- EXERCISE DESCRIPTION
Whenever a line contains the string "请继续保持", copy it out of the entries.

- ENTRIES SHOWN
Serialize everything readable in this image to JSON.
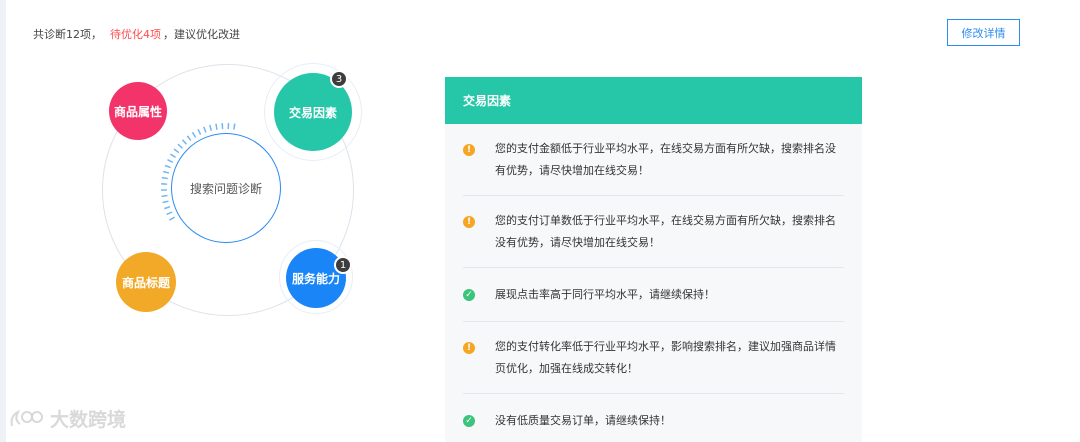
{
  "summary": {
    "total": "共诊断12项，",
    "pending": "待优化4项",
    "suffix": "，建议优化改进"
  },
  "edit_button": "修改详情",
  "diagram": {
    "center_label": "搜索问题诊断",
    "nodes": [
      {
        "label": "商品属性",
        "color": "#f2346a"
      },
      {
        "label": "交易因素",
        "color": "#26c7a9",
        "badge": "3"
      },
      {
        "label": "商品标题",
        "color": "#f2a928"
      },
      {
        "label": "服务能力",
        "color": "#1a85f7",
        "badge": "1"
      }
    ]
  },
  "panel": {
    "title": "交易因素",
    "items": [
      {
        "status": "warning",
        "icon": "warning-icon",
        "text": "您的支付金额低于行业平均水平，在线交易方面有所欠缺，搜索排名没有优势，请尽快增加在线交易！"
      },
      {
        "status": "warning",
        "icon": "warning-icon",
        "text": "您的支付订单数低于行业平均水平，在线交易方面有所欠缺，搜索排名没有优势，请尽快增加在线交易！"
      },
      {
        "status": "ok",
        "icon": "check-icon",
        "text": "展现点击率高于同行平均水平，请继续保持！"
      },
      {
        "status": "warning",
        "icon": "warning-icon",
        "text": "您的支付转化率低于行业平均水平，影响搜索排名，建议加强商品详情页优化，加强在线成交转化！"
      },
      {
        "status": "ok",
        "icon": "check-icon",
        "text": "没有低质量交易订单，请继续保持！"
      }
    ]
  },
  "watermark": "大数跨境",
  "colors": {
    "accent": "#2d8cf0",
    "warning": "#f5a623",
    "ok": "#3cc47c",
    "panel_header": "#26c7a9",
    "highlight": "#ff4d4f"
  }
}
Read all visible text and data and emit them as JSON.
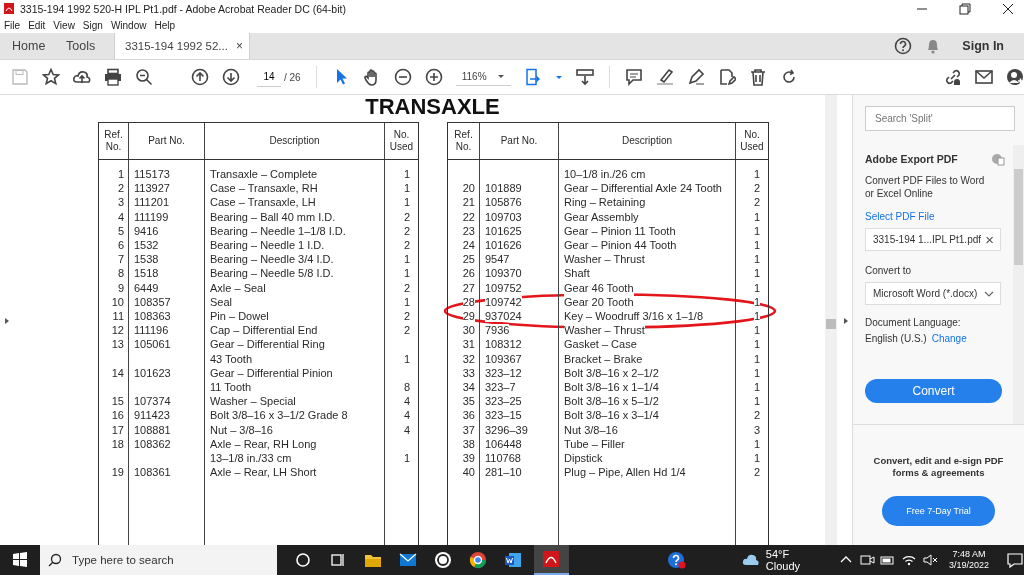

- OUTPUT OF THE TASK
        "text": "展现点击率高于同行平均水平，请继续保持！"
        "text": "没有低质量交易订单，请继续保持！"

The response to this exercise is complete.